Documents and photos can be reasonably managed. But objects, especially large ones, present more difficulty. Do they go 'straight to the poolroom', the op shop, the museum or the bin? What can they tell us and how do we record this? Often there is an undue haste to throw out objects after a family death. This urge should be resisted. Our inherited objects can give us insights into our ancestors as well as much pleasure.
Family objects should be catalogued. Documenting an object gives it meaning and may elicit oral history. The Small Museums Cataloguing Manual (Museums Australia Victoria 2009) is a useful guide. They should be listed, described and labelled much as would be done in a small museum. Their provenance and significance needs to be recorded. This should be done before any decision is made about their disposal. The register of family objects can be a simple spreadsheet (MS Excel) with columns for:
- Item control number – a unique, sortable number.
- Title: an identifying phrase. You can use the Australian Pictorial Thesaurus (https://www.vocabularyserver.com/apt/).
- Description: a physical description, shape, dimensions, materials, colours, inscriptions, damage.
- Date: the (possible) creation date.

> GIVEN DATA:
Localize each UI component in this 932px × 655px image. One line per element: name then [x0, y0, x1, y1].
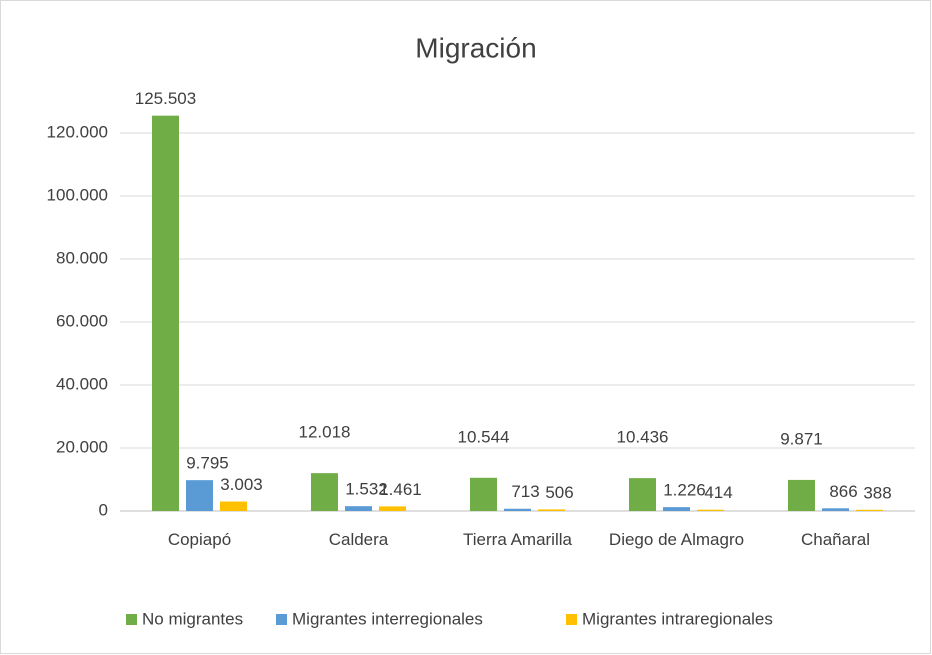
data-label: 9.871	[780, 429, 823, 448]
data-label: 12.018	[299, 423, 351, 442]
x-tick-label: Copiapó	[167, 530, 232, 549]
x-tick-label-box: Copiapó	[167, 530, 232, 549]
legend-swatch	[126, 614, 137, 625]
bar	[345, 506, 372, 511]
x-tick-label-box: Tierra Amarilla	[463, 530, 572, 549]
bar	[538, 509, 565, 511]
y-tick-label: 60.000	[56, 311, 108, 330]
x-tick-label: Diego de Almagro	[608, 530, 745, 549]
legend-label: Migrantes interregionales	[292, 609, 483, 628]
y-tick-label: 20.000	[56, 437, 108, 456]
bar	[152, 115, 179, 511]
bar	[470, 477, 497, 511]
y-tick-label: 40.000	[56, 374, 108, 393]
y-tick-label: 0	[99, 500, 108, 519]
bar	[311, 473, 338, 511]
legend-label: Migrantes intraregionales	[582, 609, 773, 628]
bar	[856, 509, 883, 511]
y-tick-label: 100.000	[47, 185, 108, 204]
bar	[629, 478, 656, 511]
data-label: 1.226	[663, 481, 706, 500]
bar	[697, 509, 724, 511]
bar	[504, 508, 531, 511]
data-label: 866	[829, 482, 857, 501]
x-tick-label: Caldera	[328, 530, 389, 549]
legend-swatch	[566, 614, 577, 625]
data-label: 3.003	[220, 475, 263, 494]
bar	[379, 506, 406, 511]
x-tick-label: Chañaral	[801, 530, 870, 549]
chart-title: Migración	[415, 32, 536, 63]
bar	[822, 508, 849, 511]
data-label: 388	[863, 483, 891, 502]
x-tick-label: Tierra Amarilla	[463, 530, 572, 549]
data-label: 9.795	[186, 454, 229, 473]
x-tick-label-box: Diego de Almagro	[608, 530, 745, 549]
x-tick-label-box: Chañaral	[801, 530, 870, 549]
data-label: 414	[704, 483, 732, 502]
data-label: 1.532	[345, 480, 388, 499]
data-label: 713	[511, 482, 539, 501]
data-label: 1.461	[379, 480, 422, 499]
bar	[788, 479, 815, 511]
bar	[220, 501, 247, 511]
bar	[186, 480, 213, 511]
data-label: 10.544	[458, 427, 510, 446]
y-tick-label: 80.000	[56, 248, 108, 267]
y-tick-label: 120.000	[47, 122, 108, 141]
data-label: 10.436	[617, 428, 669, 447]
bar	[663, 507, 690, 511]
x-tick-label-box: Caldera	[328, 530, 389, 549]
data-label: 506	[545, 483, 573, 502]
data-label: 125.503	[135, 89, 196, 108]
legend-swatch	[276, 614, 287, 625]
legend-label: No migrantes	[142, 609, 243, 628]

...

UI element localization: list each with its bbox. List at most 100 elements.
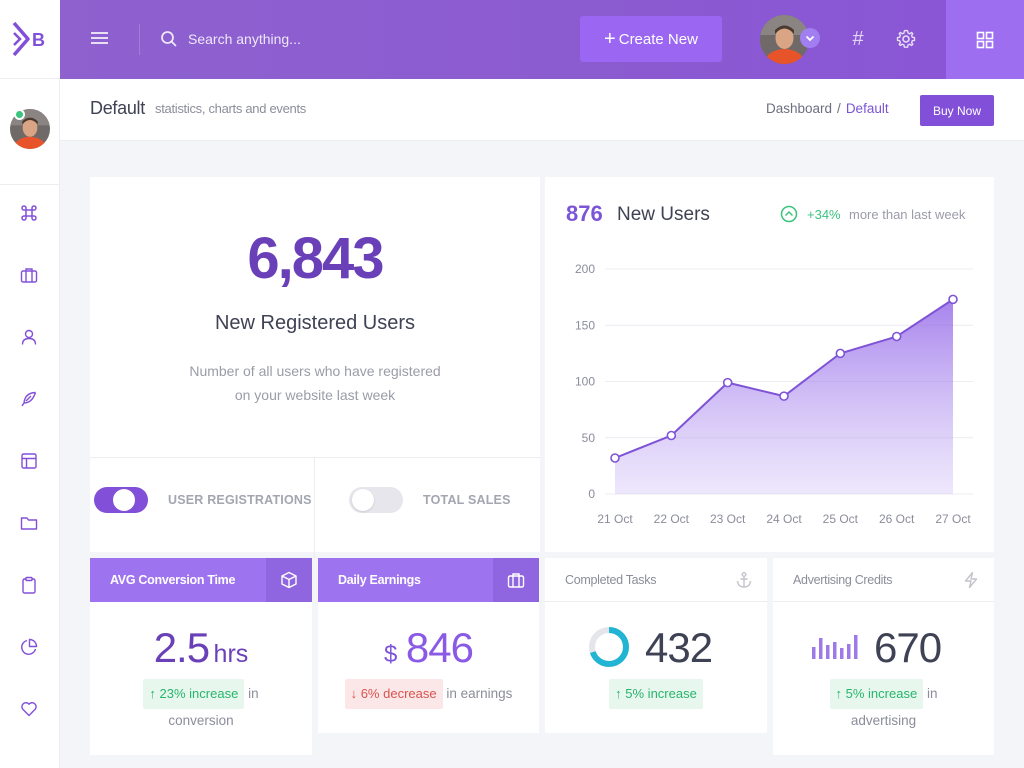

> SET TASK 1:
Answer these questions using the text on cataloguing family objects:
(a) What urge does the text say should be resisted?
(b) Which guide does the text recommend?
(c) What resource does the text suggest for the Title column?
> SET TASK 2: Extend the text on cataloguing family objects, starting right after its last line.

> EXERCISE RESULT 1:
(a) The urge to hastily throw out objects after a family death.
(b) The Small Museums Cataloguing Manual (Museums Australia Victoria 2009).
(c) The Australian Pictorial Thesaurus (https://www.vocabularyserver.com/apt/).

> EXERCISE RESULT 2:
- Provenance: previous owners and dates.
- Date of accessioning: the date of recording.
- Comments: related items, photographs, disposal history.
Having recorded your family objects, are you going to keep them? If so, where, and for how long? Are they valuable? Are they fragile and need protection or are they dangerous (a gun)? Would your children want them? Are the objects beautiful, useful or interesting? Should you sell them? Are they of wider community significance? Would family members be upset if you disposed of them? Have you got the space? Or the time! This calls for consideration of your collecting policy. Other than useful or beautiful items, my objective is to only keep items to record their family-related history, and then to arrange for their disposal, or donation to other suitable archives.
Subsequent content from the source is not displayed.